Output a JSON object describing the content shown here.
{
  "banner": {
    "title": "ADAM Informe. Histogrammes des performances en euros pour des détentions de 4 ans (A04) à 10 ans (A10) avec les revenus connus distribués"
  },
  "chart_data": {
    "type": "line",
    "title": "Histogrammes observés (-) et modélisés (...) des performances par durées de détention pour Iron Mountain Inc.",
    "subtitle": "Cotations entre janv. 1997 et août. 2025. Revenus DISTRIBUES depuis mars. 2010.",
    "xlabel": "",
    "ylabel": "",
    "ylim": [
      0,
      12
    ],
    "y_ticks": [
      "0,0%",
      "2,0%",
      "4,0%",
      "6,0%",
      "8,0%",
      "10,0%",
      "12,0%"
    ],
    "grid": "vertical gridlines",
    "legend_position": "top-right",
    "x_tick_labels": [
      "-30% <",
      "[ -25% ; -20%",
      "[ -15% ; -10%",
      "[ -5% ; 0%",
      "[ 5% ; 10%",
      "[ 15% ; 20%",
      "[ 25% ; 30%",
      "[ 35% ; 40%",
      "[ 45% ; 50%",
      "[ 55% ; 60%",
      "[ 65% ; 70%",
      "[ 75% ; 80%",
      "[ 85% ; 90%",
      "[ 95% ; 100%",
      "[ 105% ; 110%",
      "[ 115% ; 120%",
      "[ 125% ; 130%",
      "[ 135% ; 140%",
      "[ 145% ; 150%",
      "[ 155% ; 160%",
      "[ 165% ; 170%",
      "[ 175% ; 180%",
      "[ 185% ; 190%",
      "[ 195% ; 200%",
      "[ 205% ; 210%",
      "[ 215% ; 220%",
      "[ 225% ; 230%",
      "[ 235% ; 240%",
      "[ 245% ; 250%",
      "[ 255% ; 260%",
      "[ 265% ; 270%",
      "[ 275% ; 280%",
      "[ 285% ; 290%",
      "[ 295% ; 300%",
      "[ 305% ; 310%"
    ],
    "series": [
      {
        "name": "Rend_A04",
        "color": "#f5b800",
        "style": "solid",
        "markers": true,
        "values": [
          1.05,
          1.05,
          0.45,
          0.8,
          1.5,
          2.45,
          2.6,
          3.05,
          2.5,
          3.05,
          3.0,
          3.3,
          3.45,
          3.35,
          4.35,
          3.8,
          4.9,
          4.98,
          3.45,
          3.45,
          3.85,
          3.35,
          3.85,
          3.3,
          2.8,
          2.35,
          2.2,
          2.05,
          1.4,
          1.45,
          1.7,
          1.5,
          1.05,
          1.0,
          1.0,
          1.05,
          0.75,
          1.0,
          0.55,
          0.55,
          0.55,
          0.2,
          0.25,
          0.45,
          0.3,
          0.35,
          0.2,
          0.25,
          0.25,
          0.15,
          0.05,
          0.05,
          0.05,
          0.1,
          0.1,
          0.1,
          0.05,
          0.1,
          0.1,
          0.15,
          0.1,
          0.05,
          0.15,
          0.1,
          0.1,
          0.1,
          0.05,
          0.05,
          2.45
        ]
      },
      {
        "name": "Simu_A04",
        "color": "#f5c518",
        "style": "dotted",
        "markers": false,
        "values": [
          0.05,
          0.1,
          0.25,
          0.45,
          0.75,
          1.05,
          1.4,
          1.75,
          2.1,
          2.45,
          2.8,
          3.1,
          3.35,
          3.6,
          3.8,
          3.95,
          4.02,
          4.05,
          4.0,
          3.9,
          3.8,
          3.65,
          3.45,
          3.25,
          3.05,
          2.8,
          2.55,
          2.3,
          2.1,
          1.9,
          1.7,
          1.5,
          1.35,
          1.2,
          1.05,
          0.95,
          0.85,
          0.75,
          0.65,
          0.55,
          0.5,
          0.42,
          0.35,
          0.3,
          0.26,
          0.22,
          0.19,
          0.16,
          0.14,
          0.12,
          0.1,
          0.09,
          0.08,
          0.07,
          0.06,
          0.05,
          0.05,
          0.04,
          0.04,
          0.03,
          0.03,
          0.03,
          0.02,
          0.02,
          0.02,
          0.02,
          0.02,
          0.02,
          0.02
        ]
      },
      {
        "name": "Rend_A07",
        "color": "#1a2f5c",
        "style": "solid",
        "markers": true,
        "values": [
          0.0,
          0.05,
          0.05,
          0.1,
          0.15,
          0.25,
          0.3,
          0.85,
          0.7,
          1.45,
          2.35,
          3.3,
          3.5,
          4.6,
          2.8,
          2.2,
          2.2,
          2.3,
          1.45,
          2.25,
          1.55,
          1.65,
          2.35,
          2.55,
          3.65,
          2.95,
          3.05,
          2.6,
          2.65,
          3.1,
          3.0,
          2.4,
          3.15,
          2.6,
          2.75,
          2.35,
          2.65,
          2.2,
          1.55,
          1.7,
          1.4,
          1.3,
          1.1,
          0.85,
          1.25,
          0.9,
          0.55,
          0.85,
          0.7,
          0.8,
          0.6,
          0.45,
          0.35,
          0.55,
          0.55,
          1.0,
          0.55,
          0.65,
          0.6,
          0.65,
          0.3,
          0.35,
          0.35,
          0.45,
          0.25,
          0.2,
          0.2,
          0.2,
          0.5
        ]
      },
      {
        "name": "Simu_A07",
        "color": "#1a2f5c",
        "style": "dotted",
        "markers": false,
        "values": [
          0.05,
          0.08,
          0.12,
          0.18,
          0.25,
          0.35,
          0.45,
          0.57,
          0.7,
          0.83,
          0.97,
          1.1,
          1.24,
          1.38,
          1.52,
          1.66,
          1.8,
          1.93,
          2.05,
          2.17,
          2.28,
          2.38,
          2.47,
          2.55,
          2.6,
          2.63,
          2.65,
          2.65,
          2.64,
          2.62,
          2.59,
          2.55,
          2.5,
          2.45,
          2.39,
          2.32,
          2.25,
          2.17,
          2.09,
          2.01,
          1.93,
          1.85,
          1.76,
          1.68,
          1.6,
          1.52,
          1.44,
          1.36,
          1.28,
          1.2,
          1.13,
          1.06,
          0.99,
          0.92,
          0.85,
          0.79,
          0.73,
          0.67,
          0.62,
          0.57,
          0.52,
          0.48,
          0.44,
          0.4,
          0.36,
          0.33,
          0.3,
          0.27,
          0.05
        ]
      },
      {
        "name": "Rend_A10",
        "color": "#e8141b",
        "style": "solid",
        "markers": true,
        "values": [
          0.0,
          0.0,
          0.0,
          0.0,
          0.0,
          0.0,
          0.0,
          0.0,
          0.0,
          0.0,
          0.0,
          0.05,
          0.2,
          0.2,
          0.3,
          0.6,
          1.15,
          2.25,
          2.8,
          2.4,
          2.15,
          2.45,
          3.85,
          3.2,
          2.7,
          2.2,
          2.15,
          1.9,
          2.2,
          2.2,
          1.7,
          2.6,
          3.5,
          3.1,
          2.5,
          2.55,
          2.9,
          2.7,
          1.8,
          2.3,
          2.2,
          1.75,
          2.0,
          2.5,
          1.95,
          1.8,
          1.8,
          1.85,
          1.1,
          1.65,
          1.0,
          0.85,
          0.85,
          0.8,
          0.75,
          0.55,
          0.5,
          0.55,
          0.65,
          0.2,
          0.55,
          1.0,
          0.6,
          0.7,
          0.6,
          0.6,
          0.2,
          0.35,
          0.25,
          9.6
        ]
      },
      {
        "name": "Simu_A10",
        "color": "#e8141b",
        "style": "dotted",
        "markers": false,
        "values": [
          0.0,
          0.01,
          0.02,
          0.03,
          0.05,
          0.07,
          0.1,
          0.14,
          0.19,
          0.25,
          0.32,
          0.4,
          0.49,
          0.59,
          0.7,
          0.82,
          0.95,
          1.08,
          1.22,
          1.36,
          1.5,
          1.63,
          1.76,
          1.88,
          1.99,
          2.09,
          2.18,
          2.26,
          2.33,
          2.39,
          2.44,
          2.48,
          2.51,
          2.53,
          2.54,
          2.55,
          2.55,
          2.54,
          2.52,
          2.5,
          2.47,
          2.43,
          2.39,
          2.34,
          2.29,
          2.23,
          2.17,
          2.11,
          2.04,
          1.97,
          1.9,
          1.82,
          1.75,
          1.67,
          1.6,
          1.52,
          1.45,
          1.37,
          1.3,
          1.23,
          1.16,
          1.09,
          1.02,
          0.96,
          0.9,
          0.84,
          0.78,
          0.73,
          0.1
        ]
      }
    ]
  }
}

* * * *

* _REQUIREMENTS_: How many lines of the listing include the string "pour"? Answer with the number alone.

* _CORRECT ANSWER_: 2